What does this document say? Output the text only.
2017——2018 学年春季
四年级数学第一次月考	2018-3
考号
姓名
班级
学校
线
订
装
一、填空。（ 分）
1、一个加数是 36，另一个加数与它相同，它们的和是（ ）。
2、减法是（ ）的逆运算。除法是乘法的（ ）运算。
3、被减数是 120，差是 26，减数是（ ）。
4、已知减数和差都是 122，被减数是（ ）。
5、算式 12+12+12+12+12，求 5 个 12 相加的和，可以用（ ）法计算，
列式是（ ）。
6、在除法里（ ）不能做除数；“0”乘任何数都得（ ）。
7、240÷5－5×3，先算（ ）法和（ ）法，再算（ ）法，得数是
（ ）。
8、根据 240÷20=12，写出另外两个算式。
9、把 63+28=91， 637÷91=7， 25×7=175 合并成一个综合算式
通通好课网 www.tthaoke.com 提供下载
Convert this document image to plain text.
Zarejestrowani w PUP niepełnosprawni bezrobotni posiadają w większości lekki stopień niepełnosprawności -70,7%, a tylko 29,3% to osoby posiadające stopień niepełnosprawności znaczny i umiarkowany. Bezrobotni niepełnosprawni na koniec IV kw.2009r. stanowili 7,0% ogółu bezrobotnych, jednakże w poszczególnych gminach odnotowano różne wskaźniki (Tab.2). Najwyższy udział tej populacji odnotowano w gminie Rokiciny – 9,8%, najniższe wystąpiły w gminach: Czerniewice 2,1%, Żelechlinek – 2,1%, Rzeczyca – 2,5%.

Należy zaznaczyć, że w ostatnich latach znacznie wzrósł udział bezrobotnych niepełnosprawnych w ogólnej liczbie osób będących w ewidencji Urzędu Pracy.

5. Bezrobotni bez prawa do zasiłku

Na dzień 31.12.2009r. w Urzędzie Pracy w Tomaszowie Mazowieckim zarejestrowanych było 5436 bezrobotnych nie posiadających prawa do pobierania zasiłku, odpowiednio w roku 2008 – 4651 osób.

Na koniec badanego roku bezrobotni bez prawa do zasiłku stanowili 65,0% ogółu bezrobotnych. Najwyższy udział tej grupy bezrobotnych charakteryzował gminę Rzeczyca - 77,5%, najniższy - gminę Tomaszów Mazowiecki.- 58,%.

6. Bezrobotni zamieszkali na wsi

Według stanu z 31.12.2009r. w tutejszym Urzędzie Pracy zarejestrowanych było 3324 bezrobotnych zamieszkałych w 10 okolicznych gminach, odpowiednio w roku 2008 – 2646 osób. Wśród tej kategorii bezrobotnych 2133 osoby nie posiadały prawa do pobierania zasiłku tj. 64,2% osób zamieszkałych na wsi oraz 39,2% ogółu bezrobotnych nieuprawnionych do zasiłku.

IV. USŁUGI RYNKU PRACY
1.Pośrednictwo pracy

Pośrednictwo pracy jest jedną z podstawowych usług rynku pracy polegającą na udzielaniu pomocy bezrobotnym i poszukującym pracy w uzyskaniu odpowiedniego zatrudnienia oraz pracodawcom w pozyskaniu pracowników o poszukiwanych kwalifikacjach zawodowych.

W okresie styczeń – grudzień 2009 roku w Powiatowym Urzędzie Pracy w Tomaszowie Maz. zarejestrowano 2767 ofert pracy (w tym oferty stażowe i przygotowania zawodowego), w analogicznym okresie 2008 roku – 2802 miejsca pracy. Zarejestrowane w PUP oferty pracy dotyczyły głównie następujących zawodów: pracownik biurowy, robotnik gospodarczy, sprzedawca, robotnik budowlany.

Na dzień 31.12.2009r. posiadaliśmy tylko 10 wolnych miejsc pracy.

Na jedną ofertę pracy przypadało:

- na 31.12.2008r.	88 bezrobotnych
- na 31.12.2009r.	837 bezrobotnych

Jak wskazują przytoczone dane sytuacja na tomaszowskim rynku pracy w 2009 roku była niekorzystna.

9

| WORK REQUIRED |
Copy each line of the data that contains the word "this".

| TASK OUTPUT |
What does this document say? Output the text only.
Convert this document image to plain text.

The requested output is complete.